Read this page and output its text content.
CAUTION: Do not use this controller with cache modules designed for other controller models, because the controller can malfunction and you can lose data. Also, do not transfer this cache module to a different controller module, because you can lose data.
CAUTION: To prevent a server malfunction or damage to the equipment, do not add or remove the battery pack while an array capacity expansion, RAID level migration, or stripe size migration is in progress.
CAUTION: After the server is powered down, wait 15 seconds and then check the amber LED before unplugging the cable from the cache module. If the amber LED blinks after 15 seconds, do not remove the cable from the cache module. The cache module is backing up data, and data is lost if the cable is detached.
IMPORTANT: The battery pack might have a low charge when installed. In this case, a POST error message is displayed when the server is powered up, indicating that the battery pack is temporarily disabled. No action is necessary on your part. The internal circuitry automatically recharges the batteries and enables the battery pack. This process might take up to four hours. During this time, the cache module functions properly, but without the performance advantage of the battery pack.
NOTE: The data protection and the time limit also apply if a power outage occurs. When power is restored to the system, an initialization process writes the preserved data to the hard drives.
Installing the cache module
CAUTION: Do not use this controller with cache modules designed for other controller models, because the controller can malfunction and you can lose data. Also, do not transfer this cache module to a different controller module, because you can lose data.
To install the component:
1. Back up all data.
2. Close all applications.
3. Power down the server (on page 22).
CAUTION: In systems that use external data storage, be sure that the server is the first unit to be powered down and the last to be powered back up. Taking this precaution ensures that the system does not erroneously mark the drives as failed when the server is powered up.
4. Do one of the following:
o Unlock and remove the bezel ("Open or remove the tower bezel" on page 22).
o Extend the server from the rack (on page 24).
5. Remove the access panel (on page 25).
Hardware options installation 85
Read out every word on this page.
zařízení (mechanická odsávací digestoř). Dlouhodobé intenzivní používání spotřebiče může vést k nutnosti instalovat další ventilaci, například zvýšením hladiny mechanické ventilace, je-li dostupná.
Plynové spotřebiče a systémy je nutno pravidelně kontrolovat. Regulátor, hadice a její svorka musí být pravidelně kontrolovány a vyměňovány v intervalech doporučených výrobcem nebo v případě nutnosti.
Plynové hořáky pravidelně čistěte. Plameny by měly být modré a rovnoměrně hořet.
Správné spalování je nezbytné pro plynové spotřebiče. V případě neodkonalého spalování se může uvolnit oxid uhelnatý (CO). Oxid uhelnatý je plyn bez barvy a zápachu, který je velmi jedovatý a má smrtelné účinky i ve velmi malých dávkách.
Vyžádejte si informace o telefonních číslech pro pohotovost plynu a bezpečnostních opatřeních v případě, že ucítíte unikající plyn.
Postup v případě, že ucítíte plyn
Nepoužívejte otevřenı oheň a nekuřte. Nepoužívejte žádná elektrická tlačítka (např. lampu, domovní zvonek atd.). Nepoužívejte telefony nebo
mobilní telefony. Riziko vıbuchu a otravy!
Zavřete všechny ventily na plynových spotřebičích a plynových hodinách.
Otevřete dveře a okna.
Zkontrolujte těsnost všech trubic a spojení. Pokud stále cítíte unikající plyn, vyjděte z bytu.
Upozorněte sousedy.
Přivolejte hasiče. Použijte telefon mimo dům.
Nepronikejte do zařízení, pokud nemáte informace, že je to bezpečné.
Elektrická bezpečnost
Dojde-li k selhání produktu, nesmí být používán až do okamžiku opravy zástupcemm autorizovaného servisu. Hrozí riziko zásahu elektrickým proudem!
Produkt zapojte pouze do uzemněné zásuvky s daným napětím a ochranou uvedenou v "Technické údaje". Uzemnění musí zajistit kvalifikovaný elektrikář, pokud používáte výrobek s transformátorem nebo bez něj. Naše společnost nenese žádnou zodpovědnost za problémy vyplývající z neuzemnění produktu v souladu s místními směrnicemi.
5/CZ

▶ **Your instructions**
Every line of the listing that holds "ucítíte" should be found and copied.

▶ **Solution below**
Vyžádejte si informace o telefonních číslech pro pohotovost plynu a bezpečnostních opatřeních v případě, že ucítíte unikající plyn.
Postup v případě, že ucítíte plyn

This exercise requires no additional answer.